***** Dataset *****

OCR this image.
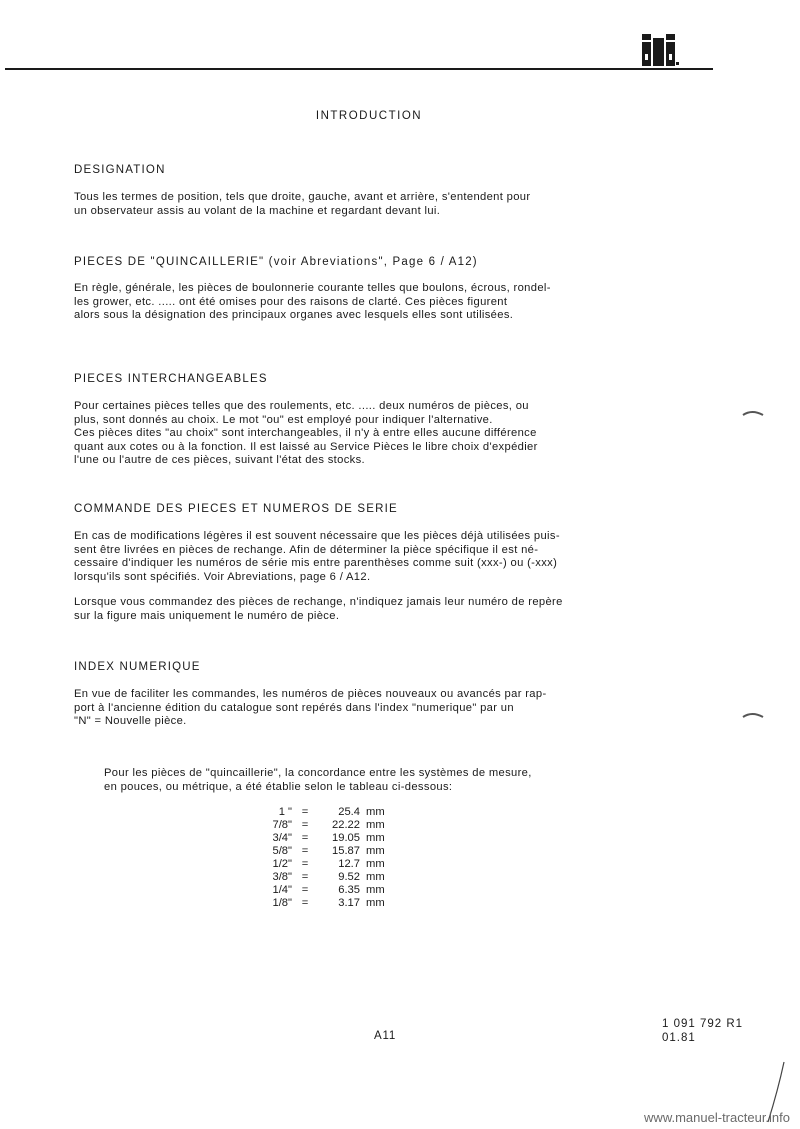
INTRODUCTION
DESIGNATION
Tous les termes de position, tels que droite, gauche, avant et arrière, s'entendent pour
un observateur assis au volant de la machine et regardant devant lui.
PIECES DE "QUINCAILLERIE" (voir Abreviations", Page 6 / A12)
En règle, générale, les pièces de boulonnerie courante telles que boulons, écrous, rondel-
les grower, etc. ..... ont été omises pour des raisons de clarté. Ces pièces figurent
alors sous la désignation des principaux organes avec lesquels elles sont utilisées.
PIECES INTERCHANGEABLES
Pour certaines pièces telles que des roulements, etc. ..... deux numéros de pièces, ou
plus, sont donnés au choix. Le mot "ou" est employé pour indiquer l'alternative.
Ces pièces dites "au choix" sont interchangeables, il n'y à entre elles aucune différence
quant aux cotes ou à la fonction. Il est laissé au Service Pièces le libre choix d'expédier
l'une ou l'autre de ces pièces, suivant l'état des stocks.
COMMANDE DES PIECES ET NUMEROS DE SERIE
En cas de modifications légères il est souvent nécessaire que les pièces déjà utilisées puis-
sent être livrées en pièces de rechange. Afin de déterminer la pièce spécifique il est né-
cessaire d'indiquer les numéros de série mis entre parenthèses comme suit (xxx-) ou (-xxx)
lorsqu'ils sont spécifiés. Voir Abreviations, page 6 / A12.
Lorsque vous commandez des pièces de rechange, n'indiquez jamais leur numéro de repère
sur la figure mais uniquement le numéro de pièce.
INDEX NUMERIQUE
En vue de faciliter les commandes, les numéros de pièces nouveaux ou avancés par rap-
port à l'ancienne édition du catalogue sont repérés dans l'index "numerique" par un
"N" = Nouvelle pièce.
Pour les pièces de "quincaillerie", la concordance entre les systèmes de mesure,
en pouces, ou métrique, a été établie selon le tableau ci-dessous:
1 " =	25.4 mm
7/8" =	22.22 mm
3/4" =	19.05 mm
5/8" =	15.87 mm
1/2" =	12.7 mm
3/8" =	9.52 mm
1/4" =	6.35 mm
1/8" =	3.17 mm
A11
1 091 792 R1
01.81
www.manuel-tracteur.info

*****
***** Dataset *****

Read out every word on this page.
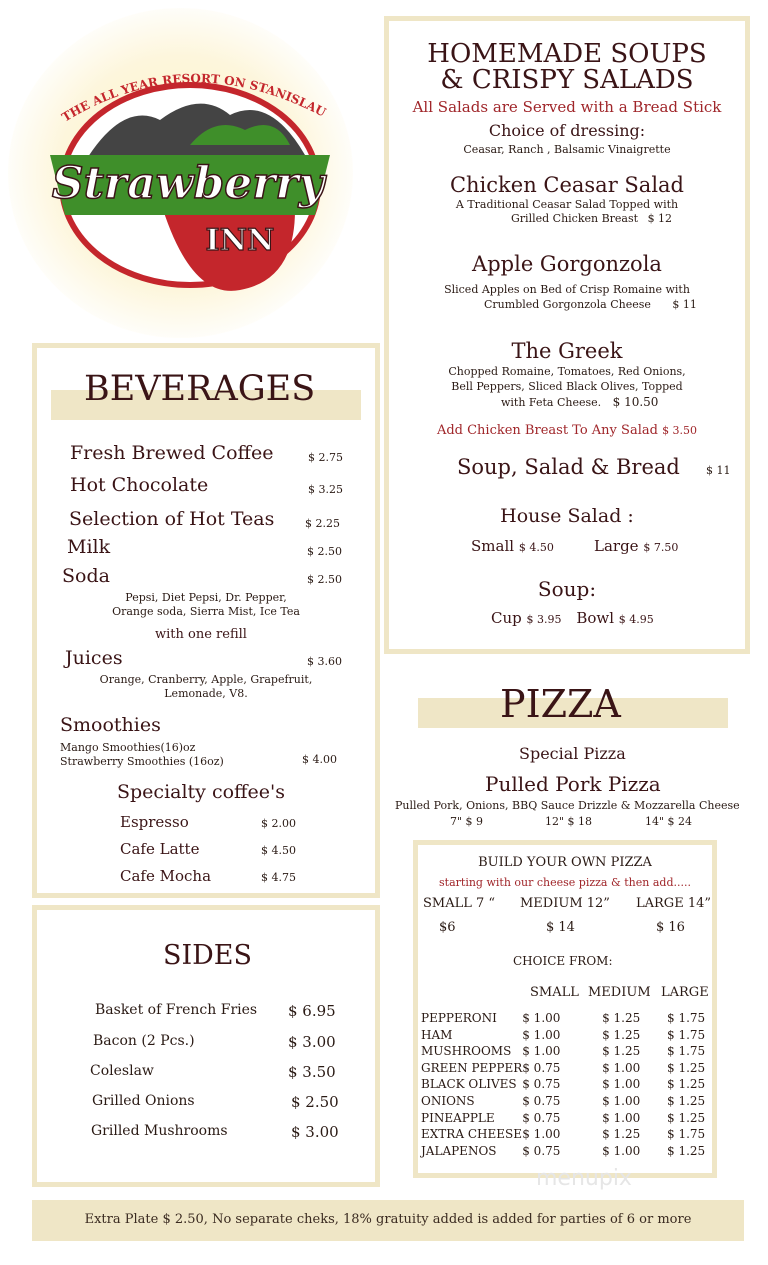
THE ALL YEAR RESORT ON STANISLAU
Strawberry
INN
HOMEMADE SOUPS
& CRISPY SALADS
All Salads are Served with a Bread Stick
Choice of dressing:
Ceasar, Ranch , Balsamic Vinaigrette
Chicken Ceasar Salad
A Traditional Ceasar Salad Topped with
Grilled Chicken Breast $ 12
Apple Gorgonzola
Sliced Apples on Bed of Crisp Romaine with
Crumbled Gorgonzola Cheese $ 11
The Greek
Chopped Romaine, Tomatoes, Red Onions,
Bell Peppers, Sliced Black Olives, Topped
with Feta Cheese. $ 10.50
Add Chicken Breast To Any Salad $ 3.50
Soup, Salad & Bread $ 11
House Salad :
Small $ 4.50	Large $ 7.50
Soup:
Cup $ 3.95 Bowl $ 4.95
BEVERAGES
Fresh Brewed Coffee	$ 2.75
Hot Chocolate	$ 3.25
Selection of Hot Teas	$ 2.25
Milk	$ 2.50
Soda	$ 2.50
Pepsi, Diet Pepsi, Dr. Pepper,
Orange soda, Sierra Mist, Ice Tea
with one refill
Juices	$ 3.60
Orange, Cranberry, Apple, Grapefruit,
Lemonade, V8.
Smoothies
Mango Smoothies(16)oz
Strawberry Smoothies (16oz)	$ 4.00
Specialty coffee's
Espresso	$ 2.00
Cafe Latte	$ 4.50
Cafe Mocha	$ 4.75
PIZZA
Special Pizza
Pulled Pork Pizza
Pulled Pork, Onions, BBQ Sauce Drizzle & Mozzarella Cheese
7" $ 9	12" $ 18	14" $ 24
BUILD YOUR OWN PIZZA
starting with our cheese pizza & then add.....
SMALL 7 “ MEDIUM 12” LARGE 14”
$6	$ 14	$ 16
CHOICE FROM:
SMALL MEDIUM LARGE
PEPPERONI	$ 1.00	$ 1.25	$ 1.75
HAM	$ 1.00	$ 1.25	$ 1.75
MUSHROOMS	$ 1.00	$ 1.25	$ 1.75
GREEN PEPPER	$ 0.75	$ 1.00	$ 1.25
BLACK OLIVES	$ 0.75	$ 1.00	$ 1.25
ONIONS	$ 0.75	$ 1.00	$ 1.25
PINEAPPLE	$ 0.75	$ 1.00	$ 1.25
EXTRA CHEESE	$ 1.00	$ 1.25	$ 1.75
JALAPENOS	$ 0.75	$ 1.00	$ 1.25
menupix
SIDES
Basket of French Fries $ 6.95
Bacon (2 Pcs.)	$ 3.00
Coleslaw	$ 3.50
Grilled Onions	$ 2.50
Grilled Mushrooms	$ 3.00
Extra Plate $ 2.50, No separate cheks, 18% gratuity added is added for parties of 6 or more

*****

● Goal:
Reproduce every line of the listing above in which the string "Pulled" appears.

● Response below:
Pulled Pork Pizza
Pulled Pork, Onions, BBQ Sauce Drizzle & Mozzarella Cheese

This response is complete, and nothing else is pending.